• [Task instructions] Gather, from the listing beneath this task, every line holding the string "WINDOWS".

[Dataset records]
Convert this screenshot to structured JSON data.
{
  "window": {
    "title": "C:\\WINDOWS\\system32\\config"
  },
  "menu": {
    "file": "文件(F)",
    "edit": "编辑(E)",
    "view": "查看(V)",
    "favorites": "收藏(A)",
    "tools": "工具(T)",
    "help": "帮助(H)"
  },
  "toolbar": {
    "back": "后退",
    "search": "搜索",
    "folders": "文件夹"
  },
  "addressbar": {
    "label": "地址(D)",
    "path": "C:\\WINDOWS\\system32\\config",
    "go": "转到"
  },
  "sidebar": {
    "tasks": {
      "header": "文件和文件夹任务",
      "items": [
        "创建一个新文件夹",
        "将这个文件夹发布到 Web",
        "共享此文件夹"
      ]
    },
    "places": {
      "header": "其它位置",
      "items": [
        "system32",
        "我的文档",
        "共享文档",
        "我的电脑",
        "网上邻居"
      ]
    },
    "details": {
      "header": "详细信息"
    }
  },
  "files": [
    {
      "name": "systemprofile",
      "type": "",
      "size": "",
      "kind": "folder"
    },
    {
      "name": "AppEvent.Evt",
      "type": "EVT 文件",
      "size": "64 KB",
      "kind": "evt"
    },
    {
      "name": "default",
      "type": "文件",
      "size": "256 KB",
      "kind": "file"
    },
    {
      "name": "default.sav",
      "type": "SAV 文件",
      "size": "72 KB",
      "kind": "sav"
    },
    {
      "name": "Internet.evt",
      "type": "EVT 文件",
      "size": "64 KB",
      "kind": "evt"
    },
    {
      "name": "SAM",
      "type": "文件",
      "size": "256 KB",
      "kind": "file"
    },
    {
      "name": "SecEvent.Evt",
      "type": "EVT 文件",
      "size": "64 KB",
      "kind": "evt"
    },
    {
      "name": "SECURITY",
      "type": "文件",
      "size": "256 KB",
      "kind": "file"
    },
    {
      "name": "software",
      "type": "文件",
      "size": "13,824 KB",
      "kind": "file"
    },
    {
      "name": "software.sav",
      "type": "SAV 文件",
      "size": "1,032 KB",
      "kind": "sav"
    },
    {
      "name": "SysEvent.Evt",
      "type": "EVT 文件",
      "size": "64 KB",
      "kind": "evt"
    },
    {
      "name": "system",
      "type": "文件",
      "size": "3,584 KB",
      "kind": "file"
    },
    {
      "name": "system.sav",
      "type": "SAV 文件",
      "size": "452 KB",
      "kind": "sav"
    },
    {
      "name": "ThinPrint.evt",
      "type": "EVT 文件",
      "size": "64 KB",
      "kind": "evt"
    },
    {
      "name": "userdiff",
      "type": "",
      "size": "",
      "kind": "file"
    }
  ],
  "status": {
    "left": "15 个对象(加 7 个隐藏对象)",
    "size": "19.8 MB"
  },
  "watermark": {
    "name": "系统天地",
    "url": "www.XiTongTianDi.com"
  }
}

• [Solution for this problem]
    "title": "C:\\WINDOWS\\system32\\config"
    "path": "C:\\WINDOWS\\system32\\config",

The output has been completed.